• **Data**

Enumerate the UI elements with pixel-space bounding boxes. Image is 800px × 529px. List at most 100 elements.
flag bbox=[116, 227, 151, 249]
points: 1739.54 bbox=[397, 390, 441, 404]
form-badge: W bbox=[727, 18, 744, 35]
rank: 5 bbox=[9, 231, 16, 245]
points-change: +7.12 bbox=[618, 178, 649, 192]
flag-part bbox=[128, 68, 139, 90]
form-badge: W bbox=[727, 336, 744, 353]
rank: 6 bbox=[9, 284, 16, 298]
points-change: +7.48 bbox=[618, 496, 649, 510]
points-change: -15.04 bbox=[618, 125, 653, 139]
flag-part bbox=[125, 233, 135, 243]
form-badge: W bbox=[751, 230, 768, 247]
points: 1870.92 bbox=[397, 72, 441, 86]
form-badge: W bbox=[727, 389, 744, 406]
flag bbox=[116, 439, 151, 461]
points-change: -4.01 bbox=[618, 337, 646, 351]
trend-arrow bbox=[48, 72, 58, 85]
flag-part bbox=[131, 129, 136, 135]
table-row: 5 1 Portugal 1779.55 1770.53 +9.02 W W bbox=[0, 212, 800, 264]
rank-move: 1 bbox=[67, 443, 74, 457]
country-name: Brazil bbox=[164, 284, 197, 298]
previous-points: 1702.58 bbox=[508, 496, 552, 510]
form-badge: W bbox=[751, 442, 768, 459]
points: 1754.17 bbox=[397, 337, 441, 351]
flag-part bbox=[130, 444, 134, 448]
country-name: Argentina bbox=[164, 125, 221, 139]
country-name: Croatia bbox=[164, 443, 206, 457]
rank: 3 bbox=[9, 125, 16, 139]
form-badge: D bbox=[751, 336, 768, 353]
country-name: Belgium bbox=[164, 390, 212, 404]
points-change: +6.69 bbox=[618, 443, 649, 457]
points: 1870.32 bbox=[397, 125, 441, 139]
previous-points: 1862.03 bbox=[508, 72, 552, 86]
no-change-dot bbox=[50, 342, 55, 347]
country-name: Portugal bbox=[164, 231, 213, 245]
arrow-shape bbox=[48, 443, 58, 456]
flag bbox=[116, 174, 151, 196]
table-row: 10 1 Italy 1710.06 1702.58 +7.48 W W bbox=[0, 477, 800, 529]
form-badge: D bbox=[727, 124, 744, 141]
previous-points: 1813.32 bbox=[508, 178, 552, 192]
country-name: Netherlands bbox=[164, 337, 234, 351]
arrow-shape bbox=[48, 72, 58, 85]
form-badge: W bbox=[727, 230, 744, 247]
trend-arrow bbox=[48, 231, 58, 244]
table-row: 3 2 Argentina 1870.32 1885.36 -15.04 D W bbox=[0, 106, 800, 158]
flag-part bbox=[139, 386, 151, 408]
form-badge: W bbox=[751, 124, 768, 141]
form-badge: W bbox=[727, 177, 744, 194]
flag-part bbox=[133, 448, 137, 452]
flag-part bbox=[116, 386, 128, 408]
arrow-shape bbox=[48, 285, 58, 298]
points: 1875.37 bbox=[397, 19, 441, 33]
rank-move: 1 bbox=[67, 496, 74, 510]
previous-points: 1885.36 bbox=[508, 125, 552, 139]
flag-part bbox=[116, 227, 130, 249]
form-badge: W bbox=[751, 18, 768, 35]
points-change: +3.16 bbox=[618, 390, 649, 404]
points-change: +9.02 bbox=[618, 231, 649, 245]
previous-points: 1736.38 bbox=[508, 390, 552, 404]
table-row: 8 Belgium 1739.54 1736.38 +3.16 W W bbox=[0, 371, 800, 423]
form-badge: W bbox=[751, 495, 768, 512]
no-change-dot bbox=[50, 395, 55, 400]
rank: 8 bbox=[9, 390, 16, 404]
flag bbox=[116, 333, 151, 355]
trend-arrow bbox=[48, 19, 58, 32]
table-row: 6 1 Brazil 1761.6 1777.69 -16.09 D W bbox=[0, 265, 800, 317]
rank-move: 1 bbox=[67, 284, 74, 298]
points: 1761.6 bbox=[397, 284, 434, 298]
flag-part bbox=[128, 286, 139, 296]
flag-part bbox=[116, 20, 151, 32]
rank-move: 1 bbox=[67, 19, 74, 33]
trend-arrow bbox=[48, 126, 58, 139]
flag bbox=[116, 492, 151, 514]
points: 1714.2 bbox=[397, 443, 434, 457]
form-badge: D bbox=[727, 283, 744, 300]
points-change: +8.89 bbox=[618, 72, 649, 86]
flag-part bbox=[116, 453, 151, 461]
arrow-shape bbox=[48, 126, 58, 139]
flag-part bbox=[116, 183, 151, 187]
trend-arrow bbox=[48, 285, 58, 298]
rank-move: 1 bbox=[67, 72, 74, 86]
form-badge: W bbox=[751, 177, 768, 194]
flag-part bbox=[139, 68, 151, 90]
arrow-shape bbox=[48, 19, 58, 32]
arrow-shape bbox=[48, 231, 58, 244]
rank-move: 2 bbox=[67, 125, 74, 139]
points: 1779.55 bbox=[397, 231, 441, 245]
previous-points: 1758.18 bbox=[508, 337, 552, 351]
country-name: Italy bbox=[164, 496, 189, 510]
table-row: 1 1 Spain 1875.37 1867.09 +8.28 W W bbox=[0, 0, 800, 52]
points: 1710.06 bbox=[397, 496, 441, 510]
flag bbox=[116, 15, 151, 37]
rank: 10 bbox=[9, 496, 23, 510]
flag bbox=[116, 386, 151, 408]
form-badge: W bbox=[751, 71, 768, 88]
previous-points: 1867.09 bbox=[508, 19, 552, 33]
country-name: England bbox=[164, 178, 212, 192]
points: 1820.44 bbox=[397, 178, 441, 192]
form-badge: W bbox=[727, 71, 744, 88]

• **What is needed**
Copy every row above word for word, leaving nothing out.

• **Reply to the task**
Enumerate the UI elements with pixel-space bounding boxes. Image is 800px × 529px. List at most 100 elements.
flag bbox=[116, 227, 151, 249]
points: 1739.54 bbox=[397, 390, 441, 404]
form-badge: W bbox=[727, 18, 744, 35]
rank: 5 bbox=[9, 231, 16, 245]
points-change: +7.12 bbox=[618, 178, 649, 192]
flag-part bbox=[128, 68, 139, 90]
form-badge: W bbox=[727, 336, 744, 353]
rank: 6 bbox=[9, 284, 16, 298]
points-change: +7.48 bbox=[618, 496, 649, 510]
points-change: -15.04 bbox=[618, 125, 653, 139]
flag-part bbox=[125, 233, 135, 243]
form-badge: W bbox=[751, 230, 768, 247]
points: 1870.92 bbox=[397, 72, 441, 86]
form-badge: W bbox=[727, 389, 744, 406]
flag bbox=[116, 439, 151, 461]
points-change: -4.01 bbox=[618, 337, 646, 351]
trend-arrow bbox=[48, 72, 58, 85]
flag-part bbox=[131, 129, 136, 135]
table-row: 5 1 Portugal 1779.55 1770.53 +9.02 W W bbox=[0, 212, 800, 264]
rank-move: 1 bbox=[67, 443, 74, 457]
country-name: Brazil bbox=[164, 284, 197, 298]
previous-points: 1702.58 bbox=[508, 496, 552, 510]
form-badge: W bbox=[751, 442, 768, 459]
points: 1754.17 bbox=[397, 337, 441, 351]
flag-part bbox=[130, 444, 134, 448]
country-name: Argentina bbox=[164, 125, 221, 139]
country-name: Croatia bbox=[164, 443, 206, 457]
rank: 3 bbox=[9, 125, 16, 139]
form-badge: D bbox=[751, 336, 768, 353]
country-name: Belgium bbox=[164, 390, 212, 404]
points-change: +6.69 bbox=[618, 443, 649, 457]
points: 1870.32 bbox=[397, 125, 441, 139]
previous-points: 1862.03 bbox=[508, 72, 552, 86]
no-change-dot bbox=[50, 342, 55, 347]
country-name: Portugal bbox=[164, 231, 213, 245]
arrow-shape bbox=[48, 443, 58, 456]
flag bbox=[116, 174, 151, 196]
table-row: 10 1 Italy 1710.06 1702.58 +7.48 W W bbox=[0, 477, 800, 529]
form-badge: D bbox=[727, 124, 744, 141]
previous-points: 1813.32 bbox=[508, 178, 552, 192]
country-name: Netherlands bbox=[164, 337, 234, 351]
arrow-shape bbox=[48, 72, 58, 85]
form-badge: W bbox=[727, 230, 744, 247]
trend-arrow bbox=[48, 231, 58, 244]
table-row: 3 2 Argentina 1870.32 1885.36 -15.04 D W bbox=[0, 106, 800, 158]
flag-part bbox=[139, 386, 151, 408]
form-badge: W bbox=[751, 124, 768, 141]
form-badge: W bbox=[727, 177, 744, 194]
flag-part bbox=[133, 448, 137, 452]
flag-part bbox=[116, 386, 128, 408]
arrow-shape bbox=[48, 285, 58, 298]
points: 1875.37 bbox=[397, 19, 441, 33]
rank-move: 1 bbox=[67, 496, 74, 510]
previous-points: 1885.36 bbox=[508, 125, 552, 139]
flag-part bbox=[116, 227, 130, 249]
form-badge: W bbox=[751, 18, 768, 35]
points-change: +3.16 bbox=[618, 390, 649, 404]
points-change: +9.02 bbox=[618, 231, 649, 245]
previous-points: 1736.38 bbox=[508, 390, 552, 404]
table-row: 8 Belgium 1739.54 1736.38 +3.16 W W bbox=[0, 371, 800, 423]
form-badge: W bbox=[751, 495, 768, 512]
no-change-dot bbox=[50, 395, 55, 400]
rank: 8 bbox=[9, 390, 16, 404]
flag bbox=[116, 333, 151, 355]
trend-arrow bbox=[48, 19, 58, 32]
table-row: 6 1 Brazil 1761.6 1777.69 -16.09 D W bbox=[0, 265, 800, 317]
rank-move: 1 bbox=[67, 284, 74, 298]
points: 1761.6 bbox=[397, 284, 434, 298]
flag-part bbox=[128, 286, 139, 296]
flag-part bbox=[116, 20, 151, 32]
rank-move: 1 bbox=[67, 19, 74, 33]
trend-arrow bbox=[48, 126, 58, 139]
flag bbox=[116, 492, 151, 514]
points: 1714.2 bbox=[397, 443, 434, 457]
form-badge: D bbox=[727, 283, 744, 300]
points-change: +8.89 bbox=[618, 72, 649, 86]
flag-part bbox=[116, 453, 151, 461]
arrow-shape bbox=[48, 126, 58, 139]
flag-part bbox=[116, 183, 151, 187]
trend-arrow bbox=[48, 285, 58, 298]
rank-move: 1 bbox=[67, 72, 74, 86]
form-badge: W bbox=[751, 177, 768, 194]
flag-part bbox=[139, 68, 151, 90]
arrow-shape bbox=[48, 19, 58, 32]
arrow-shape bbox=[48, 231, 58, 244]
rank-move: 2 bbox=[67, 125, 74, 139]
points: 1779.55 bbox=[397, 231, 441, 245]
previous-points: 1758.18 bbox=[508, 337, 552, 351]
country-name: Italy bbox=[164, 496, 189, 510]
table-row: 1 1 Spain 1875.37 1867.09 +8.28 W W bbox=[0, 0, 800, 52]
points: 1710.06 bbox=[397, 496, 441, 510]
flag bbox=[116, 15, 151, 37]
rank: 10 bbox=[9, 496, 23, 510]
flag bbox=[116, 386, 151, 408]
form-badge: W bbox=[751, 71, 768, 88]
previous-points: 1867.09 bbox=[508, 19, 552, 33]
country-name: England bbox=[164, 178, 212, 192]
points: 1820.44 bbox=[397, 178, 441, 192]
form-badge: W bbox=[727, 71, 744, 88]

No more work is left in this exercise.